• _Goal_
Retype the listing that follows, exactly as written.

[begin Data provided]

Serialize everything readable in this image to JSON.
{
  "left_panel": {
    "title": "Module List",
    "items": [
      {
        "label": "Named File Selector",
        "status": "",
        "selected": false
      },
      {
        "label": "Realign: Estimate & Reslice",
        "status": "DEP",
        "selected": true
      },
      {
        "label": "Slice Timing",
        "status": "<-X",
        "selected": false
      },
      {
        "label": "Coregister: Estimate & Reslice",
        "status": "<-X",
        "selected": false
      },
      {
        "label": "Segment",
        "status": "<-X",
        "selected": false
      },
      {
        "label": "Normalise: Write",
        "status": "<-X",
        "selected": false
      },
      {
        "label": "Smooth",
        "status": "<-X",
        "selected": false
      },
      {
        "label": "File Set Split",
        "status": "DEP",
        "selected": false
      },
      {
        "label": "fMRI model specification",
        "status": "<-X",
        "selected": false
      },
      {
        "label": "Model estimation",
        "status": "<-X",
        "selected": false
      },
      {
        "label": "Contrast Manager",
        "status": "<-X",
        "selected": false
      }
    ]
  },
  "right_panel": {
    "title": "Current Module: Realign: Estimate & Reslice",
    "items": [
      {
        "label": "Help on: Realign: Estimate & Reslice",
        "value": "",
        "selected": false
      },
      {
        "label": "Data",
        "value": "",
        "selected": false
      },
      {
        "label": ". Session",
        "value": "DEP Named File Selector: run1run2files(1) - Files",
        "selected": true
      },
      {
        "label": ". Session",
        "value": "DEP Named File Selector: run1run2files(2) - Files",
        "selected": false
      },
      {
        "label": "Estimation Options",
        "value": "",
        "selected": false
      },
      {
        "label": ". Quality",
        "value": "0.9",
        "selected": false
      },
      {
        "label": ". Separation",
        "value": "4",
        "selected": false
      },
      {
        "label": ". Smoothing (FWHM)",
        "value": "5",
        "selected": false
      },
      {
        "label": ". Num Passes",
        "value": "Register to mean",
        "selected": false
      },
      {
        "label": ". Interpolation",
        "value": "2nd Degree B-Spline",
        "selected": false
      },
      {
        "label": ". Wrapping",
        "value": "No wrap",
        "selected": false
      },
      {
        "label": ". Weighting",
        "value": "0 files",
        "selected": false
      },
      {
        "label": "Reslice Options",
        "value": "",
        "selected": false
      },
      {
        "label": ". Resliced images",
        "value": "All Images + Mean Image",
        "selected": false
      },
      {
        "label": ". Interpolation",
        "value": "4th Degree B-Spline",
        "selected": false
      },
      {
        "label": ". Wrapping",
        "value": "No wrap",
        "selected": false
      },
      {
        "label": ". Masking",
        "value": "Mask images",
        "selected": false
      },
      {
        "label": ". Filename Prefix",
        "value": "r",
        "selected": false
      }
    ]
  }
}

[end Data provided]

• _Reply to the task_
Serialize everything readable in this image to JSON.
{
  "left_panel": {
    "title": "Module List",
    "items": [
      {
        "label": "Named File Selector",
        "status": "",
        "selected": false
      },
      {
        "label": "Realign: Estimate & Reslice",
        "status": "DEP",
        "selected": true
      },
      {
        "label": "Slice Timing",
        "status": "<-X",
        "selected": false
      },
      {
        "label": "Coregister: Estimate & Reslice",
        "status": "<-X",
        "selected": false
      },
      {
        "label": "Segment",
        "status": "<-X",
        "selected": false
      },
      {
        "label": "Normalise: Write",
        "status": "<-X",
        "selected": false
      },
      {
        "label": "Smooth",
        "status": "<-X",
        "selected": false
      },
      {
        "label": "File Set Split",
        "status": "DEP",
        "selected": false
      },
      {
        "label": "fMRI model specification",
        "status": "<-X",
        "selected": false
      },
      {
        "label": "Model estimation",
        "status": "<-X",
        "selected": false
      },
      {
        "label": "Contrast Manager",
        "status": "<-X",
        "selected": false
      }
    ]
  },
  "right_panel": {
    "title": "Current Module: Realign: Estimate & Reslice",
    "items": [
      {
        "label": "Help on: Realign: Estimate & Reslice",
        "value": "",
        "selected": false
      },
      {
        "label": "Data",
        "value": "",
        "selected": false
      },
      {
        "label": ". Session",
        "value": "DEP Named File Selector: run1run2files(1) - Files",
        "selected": true
      },
      {
        "label": ". Session",
        "value": "DEP Named File Selector: run1run2files(2) - Files",
        "selected": false
      },
      {
        "label": "Estimation Options",
        "value": "",
        "selected": false
      },
      {
        "label": ". Quality",
        "value": "0.9",
        "selected": false
      },
      {
        "label": ". Separation",
        "value": "4",
        "selected": false
      },
      {
        "label": ". Smoothing (FWHM)",
        "value": "5",
        "selected": false
      },
      {
        "label": ". Num Passes",
        "value": "Register to mean",
        "selected": false
      },
      {
        "label": ". Interpolation",
        "value": "2nd Degree B-Spline",
        "selected": false
      },
      {
        "label": ". Wrapping",
        "value": "No wrap",
        "selected": false
      },
      {
        "label": ". Weighting",
        "value": "0 files",
        "selected": false
      },
      {
        "label": "Reslice Options",
        "value": "",
        "selected": false
      },
      {
        "label": ". Resliced images",
        "value": "All Images + Mean Image",
        "selected": false
      },
      {
        "label": ". Interpolation",
        "value": "4th Degree B-Spline",
        "selected": false
      },
      {
        "label": ". Wrapping",
        "value": "No wrap",
        "selected": false
      },
      {
        "label": ". Masking",
        "value": "Mask images",
        "selected": false
      },
      {
        "label": ". Filename Prefix",
        "value": "r",
        "selected": false
      }
    ]
  }
}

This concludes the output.